» TASK STATEMENT:
Copy the line with "What text is on this page?" and all lines following it through the last line of the entries, exactly as written.

» WORKING DATA:
______________________________
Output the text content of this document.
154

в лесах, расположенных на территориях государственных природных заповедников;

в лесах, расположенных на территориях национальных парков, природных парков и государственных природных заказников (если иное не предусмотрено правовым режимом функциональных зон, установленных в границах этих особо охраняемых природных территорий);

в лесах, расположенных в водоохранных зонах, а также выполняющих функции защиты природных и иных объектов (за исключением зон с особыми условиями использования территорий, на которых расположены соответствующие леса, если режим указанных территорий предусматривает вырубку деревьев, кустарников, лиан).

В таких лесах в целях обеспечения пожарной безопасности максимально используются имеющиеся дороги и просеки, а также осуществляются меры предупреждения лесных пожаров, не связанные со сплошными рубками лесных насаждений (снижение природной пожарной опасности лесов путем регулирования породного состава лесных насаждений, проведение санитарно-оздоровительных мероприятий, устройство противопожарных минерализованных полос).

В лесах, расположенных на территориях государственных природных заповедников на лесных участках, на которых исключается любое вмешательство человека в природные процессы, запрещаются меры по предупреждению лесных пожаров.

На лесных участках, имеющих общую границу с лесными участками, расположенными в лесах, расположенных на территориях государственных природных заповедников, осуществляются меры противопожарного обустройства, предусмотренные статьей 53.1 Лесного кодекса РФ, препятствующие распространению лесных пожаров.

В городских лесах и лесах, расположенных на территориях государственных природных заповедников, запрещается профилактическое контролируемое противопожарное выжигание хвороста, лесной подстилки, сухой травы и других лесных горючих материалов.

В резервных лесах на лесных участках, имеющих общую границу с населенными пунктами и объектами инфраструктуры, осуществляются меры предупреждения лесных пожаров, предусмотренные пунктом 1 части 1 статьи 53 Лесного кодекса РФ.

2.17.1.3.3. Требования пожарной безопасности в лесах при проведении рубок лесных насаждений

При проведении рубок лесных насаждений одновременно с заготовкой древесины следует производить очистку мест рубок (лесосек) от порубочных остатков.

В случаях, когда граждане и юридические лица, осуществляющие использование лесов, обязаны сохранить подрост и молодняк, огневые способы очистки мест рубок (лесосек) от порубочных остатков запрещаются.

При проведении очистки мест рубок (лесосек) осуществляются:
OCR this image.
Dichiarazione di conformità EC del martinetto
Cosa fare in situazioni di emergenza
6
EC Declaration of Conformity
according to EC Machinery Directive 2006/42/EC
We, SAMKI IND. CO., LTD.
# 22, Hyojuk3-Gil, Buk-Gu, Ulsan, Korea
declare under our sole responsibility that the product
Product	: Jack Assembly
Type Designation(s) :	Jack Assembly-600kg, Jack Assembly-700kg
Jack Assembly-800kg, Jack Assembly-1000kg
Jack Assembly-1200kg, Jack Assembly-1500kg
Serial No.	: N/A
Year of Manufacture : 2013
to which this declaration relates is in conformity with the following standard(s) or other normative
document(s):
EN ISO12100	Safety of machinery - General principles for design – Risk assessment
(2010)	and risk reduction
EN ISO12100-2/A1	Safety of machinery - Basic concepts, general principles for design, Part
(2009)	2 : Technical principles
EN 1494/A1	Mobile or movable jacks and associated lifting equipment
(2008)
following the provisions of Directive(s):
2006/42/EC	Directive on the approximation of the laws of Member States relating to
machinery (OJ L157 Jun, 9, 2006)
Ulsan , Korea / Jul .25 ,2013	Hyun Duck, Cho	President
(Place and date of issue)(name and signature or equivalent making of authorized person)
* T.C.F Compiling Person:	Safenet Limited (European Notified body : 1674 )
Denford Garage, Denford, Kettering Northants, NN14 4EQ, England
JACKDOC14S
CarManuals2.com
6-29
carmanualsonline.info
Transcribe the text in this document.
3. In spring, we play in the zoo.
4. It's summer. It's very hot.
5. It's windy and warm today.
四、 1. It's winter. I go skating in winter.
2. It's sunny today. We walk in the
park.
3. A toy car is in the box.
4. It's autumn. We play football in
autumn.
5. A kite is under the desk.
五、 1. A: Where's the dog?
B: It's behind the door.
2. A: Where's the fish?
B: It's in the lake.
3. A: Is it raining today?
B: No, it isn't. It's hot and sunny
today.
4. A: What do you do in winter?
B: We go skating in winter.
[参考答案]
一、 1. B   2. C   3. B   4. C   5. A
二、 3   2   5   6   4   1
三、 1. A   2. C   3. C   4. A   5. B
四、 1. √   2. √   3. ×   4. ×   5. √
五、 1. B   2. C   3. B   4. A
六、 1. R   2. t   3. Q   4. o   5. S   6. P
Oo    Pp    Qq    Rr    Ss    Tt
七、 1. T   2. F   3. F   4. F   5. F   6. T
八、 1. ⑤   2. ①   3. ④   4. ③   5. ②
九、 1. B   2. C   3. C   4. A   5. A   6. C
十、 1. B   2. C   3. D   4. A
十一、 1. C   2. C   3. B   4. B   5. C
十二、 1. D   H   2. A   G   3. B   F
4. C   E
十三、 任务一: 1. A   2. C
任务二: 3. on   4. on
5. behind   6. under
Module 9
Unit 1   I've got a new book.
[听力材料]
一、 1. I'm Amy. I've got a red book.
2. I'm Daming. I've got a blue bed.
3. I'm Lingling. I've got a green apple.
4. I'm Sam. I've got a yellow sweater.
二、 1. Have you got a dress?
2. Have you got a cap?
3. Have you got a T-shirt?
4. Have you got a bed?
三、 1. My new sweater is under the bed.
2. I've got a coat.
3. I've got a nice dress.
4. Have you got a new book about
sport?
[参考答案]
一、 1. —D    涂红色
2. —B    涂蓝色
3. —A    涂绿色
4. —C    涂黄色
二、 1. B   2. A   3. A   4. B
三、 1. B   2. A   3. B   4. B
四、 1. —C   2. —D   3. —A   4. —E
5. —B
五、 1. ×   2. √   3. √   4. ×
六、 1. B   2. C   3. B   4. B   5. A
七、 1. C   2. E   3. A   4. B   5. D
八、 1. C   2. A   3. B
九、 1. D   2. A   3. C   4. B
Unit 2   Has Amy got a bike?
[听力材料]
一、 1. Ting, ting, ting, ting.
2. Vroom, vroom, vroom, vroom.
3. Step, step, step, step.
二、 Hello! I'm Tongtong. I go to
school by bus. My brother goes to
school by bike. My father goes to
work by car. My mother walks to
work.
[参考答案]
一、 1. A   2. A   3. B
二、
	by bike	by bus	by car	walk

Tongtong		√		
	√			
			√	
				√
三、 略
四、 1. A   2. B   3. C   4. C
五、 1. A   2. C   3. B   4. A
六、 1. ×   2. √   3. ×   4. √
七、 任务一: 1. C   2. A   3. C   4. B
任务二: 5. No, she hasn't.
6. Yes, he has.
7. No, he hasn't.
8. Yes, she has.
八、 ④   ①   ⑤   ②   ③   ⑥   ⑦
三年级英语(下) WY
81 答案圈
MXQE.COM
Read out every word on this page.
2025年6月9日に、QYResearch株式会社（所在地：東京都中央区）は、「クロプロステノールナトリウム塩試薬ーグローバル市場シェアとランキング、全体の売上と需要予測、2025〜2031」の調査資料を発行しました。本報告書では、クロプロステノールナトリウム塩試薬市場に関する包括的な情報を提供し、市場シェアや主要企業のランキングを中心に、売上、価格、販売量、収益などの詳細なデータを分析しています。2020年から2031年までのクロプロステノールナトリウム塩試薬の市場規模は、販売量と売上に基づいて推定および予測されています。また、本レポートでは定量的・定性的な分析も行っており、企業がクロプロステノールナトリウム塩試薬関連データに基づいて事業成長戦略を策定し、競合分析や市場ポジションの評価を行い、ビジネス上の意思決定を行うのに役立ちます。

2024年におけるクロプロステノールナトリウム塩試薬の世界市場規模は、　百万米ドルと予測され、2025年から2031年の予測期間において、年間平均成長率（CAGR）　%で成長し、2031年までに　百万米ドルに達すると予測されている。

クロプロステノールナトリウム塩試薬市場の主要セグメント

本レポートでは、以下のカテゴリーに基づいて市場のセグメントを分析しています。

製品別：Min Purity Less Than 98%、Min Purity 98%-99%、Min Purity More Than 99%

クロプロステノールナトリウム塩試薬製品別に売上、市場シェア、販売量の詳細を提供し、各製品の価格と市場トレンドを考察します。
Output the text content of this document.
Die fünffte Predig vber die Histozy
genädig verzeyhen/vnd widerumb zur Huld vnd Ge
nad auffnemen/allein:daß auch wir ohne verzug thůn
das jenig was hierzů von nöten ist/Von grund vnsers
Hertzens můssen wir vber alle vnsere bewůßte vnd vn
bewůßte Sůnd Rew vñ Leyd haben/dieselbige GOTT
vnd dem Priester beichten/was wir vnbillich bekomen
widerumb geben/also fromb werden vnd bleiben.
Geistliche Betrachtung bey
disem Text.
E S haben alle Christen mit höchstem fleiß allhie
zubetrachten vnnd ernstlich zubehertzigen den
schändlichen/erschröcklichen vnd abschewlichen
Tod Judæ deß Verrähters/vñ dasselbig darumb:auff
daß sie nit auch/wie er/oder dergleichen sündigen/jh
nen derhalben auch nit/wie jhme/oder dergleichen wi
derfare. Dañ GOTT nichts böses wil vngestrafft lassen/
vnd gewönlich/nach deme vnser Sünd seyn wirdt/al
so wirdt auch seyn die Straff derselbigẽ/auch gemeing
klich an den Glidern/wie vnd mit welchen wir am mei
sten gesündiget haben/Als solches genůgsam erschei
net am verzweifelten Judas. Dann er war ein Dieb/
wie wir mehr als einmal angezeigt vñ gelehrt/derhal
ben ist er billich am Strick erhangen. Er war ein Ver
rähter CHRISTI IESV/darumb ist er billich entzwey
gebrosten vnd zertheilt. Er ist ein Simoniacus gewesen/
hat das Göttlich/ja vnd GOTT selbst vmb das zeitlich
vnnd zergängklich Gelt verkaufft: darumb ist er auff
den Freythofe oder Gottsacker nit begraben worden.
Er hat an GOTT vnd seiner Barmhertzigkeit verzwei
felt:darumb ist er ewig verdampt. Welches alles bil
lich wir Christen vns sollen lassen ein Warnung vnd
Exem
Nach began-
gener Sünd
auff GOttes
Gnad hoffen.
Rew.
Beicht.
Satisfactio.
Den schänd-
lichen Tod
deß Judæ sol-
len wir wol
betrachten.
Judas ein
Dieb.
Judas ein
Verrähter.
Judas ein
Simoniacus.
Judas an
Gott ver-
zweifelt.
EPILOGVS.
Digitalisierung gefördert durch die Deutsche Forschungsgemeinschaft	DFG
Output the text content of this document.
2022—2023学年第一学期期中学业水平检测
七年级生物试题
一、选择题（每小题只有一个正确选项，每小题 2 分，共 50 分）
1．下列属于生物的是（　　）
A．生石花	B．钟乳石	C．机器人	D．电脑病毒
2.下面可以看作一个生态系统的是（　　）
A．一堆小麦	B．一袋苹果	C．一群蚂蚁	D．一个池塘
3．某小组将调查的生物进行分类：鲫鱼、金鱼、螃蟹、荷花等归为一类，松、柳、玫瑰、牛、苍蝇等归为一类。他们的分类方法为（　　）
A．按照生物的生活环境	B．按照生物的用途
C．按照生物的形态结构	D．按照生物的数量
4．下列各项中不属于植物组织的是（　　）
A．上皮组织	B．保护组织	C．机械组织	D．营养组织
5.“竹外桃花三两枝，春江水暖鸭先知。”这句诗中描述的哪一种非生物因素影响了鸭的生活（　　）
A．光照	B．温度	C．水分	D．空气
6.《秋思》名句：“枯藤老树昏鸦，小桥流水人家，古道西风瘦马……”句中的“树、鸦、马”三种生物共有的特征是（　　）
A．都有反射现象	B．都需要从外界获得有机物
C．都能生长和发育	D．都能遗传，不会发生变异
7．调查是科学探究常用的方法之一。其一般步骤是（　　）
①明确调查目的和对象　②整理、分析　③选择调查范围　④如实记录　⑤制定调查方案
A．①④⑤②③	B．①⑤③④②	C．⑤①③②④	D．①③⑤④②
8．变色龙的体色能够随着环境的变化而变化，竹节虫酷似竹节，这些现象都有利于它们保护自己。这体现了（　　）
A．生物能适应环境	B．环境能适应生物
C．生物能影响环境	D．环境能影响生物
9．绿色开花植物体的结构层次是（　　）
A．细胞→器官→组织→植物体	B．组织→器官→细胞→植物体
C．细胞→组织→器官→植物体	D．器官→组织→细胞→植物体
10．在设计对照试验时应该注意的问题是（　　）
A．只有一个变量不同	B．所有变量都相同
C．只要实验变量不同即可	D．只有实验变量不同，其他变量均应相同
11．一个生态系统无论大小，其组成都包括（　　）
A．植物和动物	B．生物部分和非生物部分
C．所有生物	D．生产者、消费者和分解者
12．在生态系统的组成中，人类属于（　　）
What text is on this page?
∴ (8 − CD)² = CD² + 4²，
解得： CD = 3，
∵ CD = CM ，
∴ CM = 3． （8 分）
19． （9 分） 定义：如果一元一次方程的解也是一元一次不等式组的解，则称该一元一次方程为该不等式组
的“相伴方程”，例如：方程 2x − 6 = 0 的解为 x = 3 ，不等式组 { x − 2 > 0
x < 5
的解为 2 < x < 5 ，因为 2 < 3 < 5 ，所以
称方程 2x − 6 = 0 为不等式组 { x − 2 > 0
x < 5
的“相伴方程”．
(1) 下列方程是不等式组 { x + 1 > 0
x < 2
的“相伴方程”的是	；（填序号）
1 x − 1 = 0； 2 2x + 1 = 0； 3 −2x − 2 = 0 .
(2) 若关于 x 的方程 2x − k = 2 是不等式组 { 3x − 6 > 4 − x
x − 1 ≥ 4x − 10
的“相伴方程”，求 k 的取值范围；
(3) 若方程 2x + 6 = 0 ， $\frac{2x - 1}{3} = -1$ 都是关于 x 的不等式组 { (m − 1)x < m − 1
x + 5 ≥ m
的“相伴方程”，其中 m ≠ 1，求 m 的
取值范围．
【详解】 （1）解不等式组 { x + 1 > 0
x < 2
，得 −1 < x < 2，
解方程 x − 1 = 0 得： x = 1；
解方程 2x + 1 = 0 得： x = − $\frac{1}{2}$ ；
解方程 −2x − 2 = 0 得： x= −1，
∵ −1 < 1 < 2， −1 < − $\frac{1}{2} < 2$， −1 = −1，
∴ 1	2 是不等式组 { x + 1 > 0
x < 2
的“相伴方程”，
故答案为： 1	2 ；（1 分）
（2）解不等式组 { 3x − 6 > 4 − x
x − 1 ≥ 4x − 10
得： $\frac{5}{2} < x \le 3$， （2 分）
______________________________
» THE ANSWER:
What text is on this page?
∴ (8 − CD)² = CD² + 4²，
解得： CD = 3，
∵ CD = CM ，
∴ CM = 3． （8 分）
19． （9 分） 定义：如果一元一次方程的解也是一元一次不等式组的解，则称该一元一次方程为该不等式组
的“相伴方程”，例如：方程 2x − 6 = 0 的解为 x = 3 ，不等式组 { x − 2 > 0
x < 5
的解为 2 < x < 5 ，因为 2 < 3 < 5 ，所以
称方程 2x − 6 = 0 为不等式组 { x − 2 > 0
x < 5
的“相伴方程”．
(1) 下列方程是不等式组 { x + 1 > 0
x < 2
的“相伴方程”的是	；（填序号）
1 x − 1 = 0； 2 2x + 1 = 0； 3 −2x − 2 = 0 .
(2) 若关于 x 的方程 2x − k = 2 是不等式组 { 3x − 6 > 4 − x
x − 1 ≥ 4x − 10
的“相伴方程”，求 k 的取值范围；
(3) 若方程 2x + 6 = 0 ， $\frac{2x - 1}{3} = -1$ 都是关于 x 的不等式组 { (m − 1)x < m − 1
x + 5 ≥ m
的“相伴方程”，其中 m ≠ 1，求 m 的
取值范围．
【详解】 （1）解不等式组 { x + 1 > 0
x < 2
，得 −1 < x < 2，
解方程 x − 1 = 0 得： x = 1；
解方程 2x + 1 = 0 得： x = − $\frac{1}{2}$ ；
解方程 −2x − 2 = 0 得： x= −1，
∵ −1 < 1 < 2， −1 < − $\frac{1}{2} < 2$， −1 = −1，
∴ 1	2 是不等式组 { x + 1 > 0
x < 2
的“相伴方程”，
故答案为： 1	2 ；（1 分）
（2）解不等式组 { 3x − 6 > 4 − x
x − 1 ≥ 4x − 10
得： $\frac{5}{2} < x \le 3$， （2 分）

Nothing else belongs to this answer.